Compute how many lines in the entries below contain "Embedment", and output nothing but the number.

━━━━━ DATA TO USE ━━━━━

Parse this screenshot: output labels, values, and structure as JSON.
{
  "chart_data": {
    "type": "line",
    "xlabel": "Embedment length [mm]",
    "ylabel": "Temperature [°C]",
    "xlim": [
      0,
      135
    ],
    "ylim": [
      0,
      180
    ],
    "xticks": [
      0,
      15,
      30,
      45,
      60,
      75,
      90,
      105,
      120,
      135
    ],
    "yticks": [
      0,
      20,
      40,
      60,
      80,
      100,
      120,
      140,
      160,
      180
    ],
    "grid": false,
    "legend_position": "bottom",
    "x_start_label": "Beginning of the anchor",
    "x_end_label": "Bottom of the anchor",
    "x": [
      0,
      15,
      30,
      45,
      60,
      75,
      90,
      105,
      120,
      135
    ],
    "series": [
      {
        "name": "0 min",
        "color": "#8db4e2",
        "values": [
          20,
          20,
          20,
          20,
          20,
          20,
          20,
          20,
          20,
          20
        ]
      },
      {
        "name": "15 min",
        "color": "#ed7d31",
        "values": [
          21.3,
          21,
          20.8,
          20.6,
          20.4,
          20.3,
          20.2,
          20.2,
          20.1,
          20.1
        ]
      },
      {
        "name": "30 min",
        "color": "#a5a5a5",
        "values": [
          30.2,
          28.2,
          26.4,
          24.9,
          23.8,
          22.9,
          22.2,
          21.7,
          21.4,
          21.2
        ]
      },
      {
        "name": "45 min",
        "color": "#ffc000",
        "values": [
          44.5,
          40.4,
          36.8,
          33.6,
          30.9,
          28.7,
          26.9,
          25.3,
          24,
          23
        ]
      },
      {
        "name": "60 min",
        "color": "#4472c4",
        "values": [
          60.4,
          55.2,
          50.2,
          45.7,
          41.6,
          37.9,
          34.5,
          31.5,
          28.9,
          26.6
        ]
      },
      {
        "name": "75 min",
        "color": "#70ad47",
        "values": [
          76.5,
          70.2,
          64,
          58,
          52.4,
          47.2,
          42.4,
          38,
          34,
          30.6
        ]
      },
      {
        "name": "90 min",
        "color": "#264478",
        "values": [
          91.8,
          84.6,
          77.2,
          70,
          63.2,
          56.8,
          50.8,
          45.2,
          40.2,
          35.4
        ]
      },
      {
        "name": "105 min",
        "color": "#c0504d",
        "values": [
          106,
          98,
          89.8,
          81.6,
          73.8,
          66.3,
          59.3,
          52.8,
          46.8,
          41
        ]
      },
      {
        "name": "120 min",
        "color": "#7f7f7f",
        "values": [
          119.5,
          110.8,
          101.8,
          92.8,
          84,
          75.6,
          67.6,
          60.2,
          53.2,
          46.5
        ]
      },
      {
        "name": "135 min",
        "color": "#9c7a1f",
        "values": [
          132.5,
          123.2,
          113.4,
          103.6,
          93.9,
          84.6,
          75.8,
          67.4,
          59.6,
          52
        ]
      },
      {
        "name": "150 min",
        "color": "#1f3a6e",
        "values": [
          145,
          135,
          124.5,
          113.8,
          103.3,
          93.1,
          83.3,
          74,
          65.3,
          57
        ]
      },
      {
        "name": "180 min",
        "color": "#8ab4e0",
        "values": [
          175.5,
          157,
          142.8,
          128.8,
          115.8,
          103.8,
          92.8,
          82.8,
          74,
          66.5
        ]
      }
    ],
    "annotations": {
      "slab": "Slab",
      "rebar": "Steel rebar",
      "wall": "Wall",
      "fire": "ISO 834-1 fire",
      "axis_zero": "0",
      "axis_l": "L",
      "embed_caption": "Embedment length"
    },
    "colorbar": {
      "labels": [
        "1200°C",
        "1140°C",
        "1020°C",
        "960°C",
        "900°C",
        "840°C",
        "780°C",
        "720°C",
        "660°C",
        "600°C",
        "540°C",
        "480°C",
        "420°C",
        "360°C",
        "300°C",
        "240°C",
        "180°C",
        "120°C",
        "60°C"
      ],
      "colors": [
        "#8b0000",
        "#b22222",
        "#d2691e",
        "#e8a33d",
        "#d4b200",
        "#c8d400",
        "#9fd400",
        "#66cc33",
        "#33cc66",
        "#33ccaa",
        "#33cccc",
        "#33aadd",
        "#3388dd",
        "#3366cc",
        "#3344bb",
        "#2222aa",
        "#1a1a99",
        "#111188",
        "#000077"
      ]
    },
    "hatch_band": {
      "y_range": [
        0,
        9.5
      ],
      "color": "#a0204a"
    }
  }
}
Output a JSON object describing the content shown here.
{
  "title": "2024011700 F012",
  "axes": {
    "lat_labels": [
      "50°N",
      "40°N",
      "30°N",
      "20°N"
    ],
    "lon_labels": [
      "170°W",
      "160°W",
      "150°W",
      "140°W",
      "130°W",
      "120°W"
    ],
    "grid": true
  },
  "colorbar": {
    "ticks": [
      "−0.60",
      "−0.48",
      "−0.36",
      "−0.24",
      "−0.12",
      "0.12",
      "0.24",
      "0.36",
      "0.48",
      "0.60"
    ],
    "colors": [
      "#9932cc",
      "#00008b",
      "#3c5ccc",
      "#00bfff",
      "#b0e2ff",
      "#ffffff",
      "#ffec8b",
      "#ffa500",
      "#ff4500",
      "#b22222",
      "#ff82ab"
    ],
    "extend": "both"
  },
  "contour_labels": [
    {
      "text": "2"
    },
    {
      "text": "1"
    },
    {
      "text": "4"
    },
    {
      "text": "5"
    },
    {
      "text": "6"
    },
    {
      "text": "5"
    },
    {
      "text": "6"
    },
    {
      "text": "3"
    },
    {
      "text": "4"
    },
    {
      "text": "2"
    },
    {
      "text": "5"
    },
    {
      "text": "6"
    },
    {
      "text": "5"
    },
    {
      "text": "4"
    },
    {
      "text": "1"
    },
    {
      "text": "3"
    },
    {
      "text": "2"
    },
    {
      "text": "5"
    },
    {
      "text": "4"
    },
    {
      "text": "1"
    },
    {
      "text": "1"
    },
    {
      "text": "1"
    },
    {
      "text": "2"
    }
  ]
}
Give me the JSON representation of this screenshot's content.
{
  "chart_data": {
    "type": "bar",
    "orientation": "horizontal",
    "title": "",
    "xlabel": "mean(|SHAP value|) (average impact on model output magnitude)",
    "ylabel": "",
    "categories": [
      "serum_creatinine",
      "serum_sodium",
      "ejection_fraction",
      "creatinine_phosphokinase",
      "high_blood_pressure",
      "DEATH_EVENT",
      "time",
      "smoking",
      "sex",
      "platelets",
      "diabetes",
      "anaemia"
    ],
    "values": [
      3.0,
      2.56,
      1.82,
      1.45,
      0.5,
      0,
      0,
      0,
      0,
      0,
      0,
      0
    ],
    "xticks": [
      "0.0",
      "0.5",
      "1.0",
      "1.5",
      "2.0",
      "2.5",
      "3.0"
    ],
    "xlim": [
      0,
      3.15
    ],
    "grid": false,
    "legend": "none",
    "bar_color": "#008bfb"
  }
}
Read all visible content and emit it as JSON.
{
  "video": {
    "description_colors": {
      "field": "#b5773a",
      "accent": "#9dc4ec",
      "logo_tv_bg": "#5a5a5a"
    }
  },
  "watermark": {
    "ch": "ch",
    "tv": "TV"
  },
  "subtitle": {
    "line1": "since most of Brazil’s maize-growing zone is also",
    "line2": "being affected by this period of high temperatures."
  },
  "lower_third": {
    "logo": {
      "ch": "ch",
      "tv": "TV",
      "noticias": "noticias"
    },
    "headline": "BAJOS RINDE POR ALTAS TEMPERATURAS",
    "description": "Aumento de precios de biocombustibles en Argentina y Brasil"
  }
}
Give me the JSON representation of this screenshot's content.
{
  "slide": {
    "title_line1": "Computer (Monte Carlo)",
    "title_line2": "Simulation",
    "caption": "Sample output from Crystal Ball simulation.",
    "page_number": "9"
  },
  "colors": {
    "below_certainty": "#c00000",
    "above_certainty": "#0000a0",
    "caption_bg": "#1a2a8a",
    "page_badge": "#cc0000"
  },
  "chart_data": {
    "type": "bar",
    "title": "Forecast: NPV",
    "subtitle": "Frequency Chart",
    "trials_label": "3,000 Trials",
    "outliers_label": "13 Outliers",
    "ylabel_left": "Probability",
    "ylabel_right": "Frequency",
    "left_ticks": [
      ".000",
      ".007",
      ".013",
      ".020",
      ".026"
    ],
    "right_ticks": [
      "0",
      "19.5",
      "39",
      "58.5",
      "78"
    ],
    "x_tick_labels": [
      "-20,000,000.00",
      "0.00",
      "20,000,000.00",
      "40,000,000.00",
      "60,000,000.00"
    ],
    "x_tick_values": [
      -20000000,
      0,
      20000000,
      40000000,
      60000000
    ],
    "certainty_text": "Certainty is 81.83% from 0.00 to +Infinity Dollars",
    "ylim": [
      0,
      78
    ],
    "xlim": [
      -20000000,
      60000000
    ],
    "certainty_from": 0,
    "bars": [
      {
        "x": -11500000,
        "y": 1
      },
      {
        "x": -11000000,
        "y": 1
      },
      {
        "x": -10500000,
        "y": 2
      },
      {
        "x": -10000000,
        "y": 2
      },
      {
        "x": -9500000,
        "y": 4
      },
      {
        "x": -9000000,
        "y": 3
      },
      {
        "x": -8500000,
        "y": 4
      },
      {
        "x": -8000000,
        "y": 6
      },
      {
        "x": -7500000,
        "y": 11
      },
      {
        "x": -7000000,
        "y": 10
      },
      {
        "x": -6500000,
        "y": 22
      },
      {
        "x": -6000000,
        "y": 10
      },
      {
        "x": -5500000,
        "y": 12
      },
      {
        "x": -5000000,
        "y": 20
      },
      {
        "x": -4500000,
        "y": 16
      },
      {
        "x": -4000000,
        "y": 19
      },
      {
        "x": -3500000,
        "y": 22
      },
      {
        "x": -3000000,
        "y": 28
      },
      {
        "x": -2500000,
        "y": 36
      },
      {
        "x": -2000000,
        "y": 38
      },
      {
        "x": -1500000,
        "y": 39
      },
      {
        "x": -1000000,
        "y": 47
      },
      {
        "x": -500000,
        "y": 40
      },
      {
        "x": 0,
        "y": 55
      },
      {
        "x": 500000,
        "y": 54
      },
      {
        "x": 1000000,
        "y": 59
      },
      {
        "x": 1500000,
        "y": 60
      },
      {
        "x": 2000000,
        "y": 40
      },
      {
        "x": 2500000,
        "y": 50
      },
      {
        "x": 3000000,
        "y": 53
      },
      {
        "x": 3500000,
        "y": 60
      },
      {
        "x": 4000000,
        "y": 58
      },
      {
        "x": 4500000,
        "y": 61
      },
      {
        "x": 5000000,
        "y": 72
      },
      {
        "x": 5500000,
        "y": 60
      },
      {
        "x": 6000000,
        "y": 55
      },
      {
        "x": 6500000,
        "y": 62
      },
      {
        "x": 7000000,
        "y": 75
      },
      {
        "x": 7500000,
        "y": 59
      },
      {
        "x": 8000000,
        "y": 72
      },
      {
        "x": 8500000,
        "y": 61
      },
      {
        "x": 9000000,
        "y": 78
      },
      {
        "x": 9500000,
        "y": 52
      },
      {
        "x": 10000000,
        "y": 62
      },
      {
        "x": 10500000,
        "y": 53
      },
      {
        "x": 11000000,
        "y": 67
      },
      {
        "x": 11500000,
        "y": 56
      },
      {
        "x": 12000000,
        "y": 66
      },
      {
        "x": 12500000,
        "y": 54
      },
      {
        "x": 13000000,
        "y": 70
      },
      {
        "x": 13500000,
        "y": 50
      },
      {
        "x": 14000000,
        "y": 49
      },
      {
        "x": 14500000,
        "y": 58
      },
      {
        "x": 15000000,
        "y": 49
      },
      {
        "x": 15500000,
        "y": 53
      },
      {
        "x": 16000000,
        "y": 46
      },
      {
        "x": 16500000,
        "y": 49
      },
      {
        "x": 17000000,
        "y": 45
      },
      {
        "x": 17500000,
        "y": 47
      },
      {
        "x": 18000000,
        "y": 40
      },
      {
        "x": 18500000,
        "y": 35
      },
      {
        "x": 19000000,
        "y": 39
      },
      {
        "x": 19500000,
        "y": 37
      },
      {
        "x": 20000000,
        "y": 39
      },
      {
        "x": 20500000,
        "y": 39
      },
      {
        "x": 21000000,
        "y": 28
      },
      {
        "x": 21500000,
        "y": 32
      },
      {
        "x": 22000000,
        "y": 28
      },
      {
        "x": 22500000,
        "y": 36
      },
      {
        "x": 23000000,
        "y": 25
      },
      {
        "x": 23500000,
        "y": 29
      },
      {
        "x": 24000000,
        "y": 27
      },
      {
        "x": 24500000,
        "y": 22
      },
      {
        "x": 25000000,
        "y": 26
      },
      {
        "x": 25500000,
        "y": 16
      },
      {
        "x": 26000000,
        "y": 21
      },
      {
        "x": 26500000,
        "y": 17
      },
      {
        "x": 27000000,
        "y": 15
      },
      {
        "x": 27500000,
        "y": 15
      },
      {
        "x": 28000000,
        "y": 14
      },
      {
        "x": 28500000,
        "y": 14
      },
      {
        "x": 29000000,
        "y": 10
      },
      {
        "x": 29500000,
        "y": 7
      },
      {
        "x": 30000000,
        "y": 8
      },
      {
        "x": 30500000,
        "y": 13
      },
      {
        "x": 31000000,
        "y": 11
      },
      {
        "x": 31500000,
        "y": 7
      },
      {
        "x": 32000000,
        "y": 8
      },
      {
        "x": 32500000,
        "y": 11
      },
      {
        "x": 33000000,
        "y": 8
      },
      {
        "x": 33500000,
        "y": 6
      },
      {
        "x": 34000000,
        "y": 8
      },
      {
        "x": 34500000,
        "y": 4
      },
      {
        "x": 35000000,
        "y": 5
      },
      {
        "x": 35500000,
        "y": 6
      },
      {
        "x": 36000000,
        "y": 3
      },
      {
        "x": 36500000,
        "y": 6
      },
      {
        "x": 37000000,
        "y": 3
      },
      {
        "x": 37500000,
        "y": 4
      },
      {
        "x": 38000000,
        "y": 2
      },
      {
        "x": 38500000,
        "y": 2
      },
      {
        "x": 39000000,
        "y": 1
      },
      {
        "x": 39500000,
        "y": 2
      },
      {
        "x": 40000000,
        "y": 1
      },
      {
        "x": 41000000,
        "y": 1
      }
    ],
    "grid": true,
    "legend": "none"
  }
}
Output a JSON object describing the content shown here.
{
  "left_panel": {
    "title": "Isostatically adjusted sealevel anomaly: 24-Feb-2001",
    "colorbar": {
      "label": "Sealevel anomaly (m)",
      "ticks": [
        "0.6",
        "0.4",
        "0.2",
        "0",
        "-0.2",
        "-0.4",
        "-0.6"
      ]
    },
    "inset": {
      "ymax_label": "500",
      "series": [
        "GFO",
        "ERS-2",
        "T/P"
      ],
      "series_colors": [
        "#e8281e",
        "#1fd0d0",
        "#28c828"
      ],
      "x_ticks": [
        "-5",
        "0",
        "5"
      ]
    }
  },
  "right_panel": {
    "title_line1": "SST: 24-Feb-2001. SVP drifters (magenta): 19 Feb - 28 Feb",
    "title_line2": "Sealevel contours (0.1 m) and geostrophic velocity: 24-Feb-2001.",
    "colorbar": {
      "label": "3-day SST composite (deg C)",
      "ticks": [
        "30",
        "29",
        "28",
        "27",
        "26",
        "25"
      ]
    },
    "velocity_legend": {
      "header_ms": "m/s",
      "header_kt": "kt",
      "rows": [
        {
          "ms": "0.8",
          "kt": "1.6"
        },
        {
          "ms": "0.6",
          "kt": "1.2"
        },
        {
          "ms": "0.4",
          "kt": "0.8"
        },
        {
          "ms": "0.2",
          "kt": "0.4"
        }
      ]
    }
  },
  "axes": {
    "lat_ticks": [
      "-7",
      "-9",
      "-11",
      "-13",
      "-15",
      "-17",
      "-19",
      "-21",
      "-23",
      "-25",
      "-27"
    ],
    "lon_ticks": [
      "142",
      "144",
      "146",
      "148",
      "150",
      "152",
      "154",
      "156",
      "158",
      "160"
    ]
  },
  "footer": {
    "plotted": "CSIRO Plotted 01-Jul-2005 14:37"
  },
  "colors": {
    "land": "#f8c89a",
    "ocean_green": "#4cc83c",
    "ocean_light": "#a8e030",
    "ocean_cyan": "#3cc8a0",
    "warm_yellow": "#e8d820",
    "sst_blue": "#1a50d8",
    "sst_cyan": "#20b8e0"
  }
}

━━━━━

> **RESPONSE BELOW**
2